## [Given exercise]
Below are some records. Pull every line that contains the word "trim".

== Dataset entries ==

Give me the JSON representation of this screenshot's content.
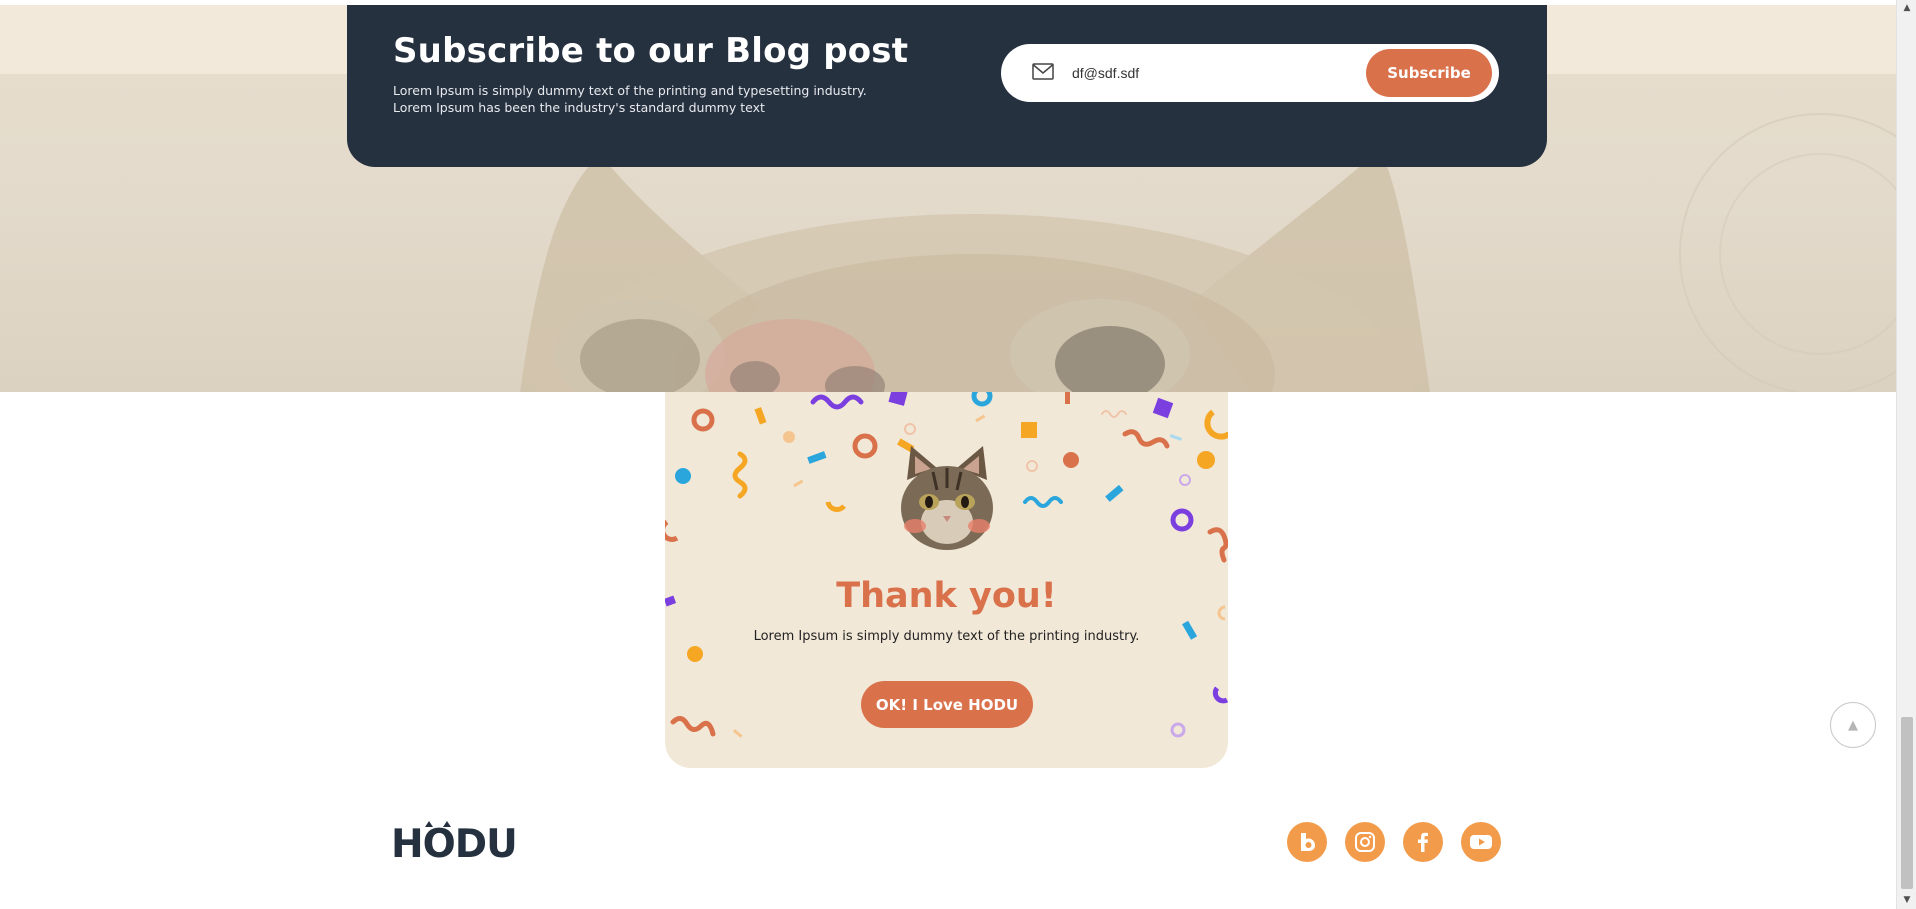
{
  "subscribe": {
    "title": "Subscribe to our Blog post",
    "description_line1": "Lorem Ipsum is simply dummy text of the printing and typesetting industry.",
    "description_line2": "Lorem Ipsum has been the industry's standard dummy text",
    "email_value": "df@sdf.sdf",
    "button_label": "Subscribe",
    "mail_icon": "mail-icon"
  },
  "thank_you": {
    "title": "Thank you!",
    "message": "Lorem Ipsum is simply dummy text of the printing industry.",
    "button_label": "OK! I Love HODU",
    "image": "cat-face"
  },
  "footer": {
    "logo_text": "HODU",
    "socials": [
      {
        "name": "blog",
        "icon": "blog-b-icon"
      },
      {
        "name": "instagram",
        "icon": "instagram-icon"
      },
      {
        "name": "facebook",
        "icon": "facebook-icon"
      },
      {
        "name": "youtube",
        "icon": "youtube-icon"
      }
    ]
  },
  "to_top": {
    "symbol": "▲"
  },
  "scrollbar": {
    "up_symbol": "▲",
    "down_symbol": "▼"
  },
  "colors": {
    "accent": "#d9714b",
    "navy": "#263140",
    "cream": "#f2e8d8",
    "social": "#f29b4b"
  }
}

===
== Dataset entries ==

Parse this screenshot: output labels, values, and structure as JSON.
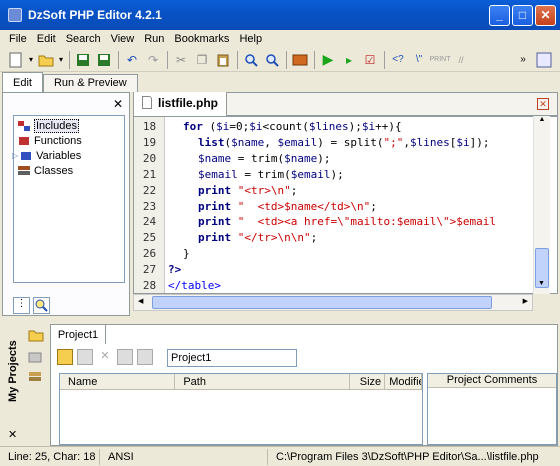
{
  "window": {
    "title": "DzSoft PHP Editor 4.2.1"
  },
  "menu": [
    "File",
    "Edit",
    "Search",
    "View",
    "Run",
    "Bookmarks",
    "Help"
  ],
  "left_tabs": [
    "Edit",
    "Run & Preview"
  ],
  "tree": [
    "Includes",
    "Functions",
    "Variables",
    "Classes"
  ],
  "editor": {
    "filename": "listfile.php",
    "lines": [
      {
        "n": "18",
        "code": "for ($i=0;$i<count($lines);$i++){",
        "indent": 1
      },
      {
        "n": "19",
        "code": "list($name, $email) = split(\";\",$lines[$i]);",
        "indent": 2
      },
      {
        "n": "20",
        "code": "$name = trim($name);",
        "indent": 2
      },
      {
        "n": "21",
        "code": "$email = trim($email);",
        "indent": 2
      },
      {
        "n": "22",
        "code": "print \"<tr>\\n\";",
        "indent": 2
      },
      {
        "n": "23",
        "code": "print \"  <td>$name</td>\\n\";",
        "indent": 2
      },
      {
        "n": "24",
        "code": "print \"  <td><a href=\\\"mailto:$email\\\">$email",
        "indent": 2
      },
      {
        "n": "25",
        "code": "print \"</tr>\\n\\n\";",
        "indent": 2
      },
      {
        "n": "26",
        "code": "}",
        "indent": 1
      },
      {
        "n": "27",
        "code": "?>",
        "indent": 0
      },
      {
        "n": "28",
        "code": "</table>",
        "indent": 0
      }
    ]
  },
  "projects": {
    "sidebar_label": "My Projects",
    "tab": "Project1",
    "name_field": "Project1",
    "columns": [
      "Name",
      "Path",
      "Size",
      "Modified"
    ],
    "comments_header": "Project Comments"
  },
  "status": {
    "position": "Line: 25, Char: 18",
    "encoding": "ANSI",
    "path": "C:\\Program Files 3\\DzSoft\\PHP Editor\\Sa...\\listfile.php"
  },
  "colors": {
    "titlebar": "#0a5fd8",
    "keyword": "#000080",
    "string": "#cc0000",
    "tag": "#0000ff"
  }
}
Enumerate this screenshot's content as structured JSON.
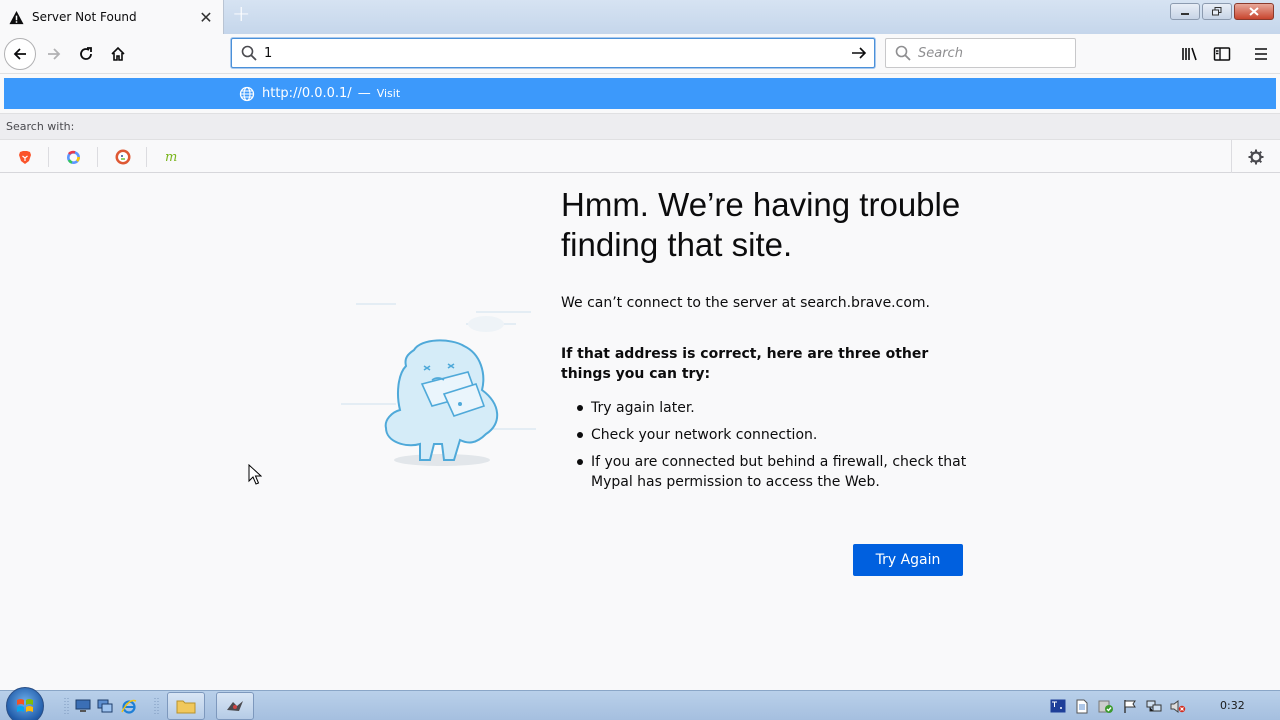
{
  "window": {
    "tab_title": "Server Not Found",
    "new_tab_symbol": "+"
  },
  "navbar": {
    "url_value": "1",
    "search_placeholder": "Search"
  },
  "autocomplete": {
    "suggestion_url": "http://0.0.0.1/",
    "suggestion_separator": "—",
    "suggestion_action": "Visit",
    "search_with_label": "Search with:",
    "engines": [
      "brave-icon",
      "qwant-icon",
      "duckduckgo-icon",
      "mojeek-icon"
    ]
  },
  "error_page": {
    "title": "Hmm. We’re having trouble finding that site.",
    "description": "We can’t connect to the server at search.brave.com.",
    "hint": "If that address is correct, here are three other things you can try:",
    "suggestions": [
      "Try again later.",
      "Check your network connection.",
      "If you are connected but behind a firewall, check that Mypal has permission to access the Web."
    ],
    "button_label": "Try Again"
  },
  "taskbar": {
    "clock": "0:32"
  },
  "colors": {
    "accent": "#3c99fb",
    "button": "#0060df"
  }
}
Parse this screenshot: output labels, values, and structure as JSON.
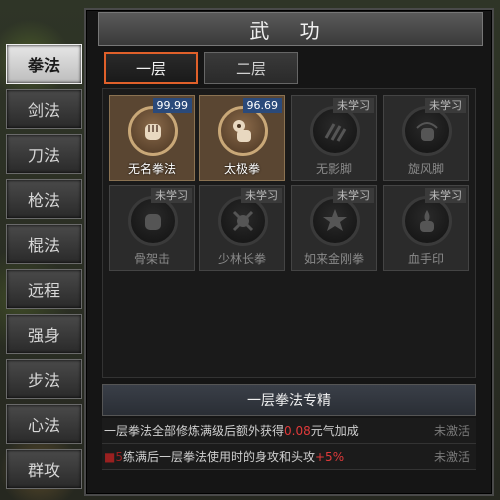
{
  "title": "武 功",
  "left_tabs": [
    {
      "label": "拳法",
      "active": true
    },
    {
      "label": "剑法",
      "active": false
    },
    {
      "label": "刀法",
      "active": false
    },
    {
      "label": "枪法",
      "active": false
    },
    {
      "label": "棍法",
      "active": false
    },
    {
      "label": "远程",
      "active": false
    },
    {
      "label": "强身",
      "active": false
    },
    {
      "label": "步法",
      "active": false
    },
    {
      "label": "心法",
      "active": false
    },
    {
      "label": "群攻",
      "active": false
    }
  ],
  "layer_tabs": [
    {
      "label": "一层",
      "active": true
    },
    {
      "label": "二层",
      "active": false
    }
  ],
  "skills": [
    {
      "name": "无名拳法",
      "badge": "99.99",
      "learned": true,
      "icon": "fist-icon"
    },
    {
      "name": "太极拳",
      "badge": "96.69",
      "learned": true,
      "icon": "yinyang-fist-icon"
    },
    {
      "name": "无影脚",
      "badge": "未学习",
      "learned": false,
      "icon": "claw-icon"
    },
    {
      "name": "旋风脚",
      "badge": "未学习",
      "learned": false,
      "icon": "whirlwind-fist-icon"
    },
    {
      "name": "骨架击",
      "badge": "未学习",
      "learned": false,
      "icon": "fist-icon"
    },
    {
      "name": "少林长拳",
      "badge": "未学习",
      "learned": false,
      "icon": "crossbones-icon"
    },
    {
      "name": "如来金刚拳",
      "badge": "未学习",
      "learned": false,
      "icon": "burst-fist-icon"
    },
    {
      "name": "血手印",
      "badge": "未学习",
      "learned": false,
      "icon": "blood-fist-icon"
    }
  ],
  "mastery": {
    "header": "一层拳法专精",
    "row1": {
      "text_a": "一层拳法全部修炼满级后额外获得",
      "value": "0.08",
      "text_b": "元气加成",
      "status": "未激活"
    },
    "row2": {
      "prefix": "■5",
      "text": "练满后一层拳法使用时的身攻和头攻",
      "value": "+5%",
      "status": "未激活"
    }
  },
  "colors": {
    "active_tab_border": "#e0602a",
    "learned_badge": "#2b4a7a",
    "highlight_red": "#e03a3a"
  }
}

===
== Dataset entries ==

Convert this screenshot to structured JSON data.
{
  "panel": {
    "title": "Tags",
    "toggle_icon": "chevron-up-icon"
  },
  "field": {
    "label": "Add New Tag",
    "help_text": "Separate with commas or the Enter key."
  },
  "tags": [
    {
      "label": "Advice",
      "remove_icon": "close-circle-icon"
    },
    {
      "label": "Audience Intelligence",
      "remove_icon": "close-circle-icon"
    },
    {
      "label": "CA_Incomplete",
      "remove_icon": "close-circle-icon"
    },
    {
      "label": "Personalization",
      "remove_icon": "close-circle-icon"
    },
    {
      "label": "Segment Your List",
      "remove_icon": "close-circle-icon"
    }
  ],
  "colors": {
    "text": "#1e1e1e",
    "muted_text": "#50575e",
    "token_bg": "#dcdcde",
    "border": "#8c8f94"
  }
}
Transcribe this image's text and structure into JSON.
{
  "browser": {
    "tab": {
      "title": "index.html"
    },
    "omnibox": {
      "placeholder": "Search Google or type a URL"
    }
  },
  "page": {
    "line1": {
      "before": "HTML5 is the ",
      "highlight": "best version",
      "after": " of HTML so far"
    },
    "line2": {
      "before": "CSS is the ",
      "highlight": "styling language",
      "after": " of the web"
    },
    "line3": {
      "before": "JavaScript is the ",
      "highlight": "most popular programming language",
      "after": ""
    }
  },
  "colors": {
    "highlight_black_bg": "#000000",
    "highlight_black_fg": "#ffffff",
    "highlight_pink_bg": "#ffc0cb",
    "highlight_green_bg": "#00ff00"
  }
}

===

## [Result for this task]
        "code": "$name = trim($name);",
        "code": "$email = trim($email);",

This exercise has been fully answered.